## Task goal
Copy every line from the data below in which the string "Icosahedral" can be found.

## Data shown

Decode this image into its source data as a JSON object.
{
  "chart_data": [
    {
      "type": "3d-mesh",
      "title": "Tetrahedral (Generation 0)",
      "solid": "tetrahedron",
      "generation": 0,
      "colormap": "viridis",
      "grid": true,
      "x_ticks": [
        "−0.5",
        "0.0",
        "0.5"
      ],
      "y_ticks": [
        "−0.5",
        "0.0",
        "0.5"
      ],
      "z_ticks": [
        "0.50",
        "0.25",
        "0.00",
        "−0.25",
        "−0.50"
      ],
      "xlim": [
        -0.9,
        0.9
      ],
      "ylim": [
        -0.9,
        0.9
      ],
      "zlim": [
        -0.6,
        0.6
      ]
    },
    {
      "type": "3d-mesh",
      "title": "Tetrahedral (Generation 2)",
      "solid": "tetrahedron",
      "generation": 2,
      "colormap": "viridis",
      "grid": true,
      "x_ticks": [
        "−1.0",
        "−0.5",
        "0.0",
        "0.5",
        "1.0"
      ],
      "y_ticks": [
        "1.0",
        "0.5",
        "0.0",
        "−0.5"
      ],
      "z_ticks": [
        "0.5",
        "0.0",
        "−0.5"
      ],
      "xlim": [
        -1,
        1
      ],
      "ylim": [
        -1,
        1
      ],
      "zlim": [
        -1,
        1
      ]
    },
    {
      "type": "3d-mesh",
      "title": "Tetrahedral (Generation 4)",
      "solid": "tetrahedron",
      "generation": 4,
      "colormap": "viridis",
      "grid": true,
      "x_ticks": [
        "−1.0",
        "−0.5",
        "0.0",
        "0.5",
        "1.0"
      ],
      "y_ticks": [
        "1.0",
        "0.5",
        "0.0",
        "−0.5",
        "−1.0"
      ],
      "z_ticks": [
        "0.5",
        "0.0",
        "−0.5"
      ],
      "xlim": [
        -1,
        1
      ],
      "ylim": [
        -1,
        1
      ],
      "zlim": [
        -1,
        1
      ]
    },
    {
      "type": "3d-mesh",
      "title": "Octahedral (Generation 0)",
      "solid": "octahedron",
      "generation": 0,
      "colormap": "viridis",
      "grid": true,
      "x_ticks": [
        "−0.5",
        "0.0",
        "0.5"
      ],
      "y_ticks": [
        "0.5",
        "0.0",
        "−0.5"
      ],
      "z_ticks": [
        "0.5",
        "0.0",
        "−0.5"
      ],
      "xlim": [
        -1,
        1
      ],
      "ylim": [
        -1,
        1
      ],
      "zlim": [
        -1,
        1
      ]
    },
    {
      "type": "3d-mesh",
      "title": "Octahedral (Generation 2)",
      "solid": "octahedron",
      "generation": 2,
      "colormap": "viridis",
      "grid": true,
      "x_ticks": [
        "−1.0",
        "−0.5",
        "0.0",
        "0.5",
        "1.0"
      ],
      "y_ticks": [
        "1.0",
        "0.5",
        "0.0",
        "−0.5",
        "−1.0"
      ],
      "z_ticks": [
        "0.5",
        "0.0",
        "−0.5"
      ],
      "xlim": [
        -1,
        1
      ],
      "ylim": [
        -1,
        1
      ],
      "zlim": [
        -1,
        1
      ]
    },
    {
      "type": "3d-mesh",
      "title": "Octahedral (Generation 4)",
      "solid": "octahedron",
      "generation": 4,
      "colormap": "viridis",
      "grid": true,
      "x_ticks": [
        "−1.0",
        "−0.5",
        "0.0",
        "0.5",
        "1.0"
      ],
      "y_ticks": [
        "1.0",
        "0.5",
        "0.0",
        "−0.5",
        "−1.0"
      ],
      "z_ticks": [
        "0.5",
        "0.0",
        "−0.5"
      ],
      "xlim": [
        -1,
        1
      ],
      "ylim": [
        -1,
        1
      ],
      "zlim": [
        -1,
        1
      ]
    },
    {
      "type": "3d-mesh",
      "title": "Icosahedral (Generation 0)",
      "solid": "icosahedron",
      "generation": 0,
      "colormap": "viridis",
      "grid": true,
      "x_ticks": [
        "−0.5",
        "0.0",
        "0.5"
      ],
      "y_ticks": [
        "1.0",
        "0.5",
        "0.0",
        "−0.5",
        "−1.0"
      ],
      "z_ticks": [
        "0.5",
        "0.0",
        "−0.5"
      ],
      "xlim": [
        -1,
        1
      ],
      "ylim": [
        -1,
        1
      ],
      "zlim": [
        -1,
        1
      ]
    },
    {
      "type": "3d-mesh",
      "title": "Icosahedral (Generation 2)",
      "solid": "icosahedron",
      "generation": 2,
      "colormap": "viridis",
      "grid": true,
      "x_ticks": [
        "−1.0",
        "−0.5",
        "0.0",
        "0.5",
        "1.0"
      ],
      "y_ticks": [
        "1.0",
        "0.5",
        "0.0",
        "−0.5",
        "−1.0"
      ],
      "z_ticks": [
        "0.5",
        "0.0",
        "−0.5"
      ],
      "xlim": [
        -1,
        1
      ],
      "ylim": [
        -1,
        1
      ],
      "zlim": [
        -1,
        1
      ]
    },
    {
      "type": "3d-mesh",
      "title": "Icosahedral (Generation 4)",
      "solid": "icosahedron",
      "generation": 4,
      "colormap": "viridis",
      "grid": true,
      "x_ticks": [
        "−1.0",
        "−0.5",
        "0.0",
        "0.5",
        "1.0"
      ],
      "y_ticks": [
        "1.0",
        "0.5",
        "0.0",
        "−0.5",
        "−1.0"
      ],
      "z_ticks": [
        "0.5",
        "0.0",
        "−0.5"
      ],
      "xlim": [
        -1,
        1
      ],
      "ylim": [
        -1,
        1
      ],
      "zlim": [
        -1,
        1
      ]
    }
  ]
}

## Exercise result
      "title": "Icosahedral (Generation 0)",
      "title": "Icosahedral (Generation 2)",
      "title": "Icosahedral (Generation 4)",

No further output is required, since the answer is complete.